(Exercise) Produce an exact copy of all the records.

--- Excerpted records ---

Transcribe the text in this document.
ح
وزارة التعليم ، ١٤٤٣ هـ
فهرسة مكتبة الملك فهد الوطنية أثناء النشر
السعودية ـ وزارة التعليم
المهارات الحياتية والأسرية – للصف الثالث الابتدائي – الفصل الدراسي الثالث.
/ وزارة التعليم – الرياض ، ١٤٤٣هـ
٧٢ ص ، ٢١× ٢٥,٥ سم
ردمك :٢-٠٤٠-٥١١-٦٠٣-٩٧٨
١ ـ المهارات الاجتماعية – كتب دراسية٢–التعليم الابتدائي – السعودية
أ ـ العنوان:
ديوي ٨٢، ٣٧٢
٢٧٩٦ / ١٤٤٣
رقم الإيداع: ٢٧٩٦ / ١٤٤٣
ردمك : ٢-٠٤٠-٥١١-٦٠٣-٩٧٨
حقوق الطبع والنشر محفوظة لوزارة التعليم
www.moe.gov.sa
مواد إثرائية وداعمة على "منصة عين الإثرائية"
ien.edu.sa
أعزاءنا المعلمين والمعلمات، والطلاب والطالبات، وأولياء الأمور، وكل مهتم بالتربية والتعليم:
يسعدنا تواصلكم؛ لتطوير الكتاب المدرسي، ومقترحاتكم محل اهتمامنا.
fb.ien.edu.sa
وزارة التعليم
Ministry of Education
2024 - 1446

---

(Finished exercise)
Transcribe the text in this document.
ح
وزارة التعليم ، ١٤٤٣ هـ
فهرسة مكتبة الملك فهد الوطنية أثناء النشر
السعودية ـ وزارة التعليم
المهارات الحياتية والأسرية – للصف الثالث الابتدائي – الفصل الدراسي الثالث.
/ وزارة التعليم – الرياض ، ١٤٤٣هـ
٧٢ ص ، ٢١× ٢٥,٥ سم
ردمك :٢-٠٤٠-٥١١-٦٠٣-٩٧٨
١ ـ المهارات الاجتماعية – كتب دراسية٢–التعليم الابتدائي – السعودية
أ ـ العنوان:
ديوي ٨٢، ٣٧٢
٢٧٩٦ / ١٤٤٣
رقم الإيداع: ٢٧٩٦ / ١٤٤٣
ردمك : ٢-٠٤٠-٥١١-٦٠٣-٩٧٨
حقوق الطبع والنشر محفوظة لوزارة التعليم
www.moe.gov.sa
مواد إثرائية وداعمة على "منصة عين الإثرائية"
ien.edu.sa
أعزاءنا المعلمين والمعلمات، والطلاب والطالبات، وأولياء الأمور، وكل مهتم بالتربية والتعليم:
يسعدنا تواصلكم؛ لتطوير الكتاب المدرسي، ومقترحاتكم محل اهتمامنا.
fb.ien.edu.sa
وزارة التعليم
Ministry of Education
2024 - 1446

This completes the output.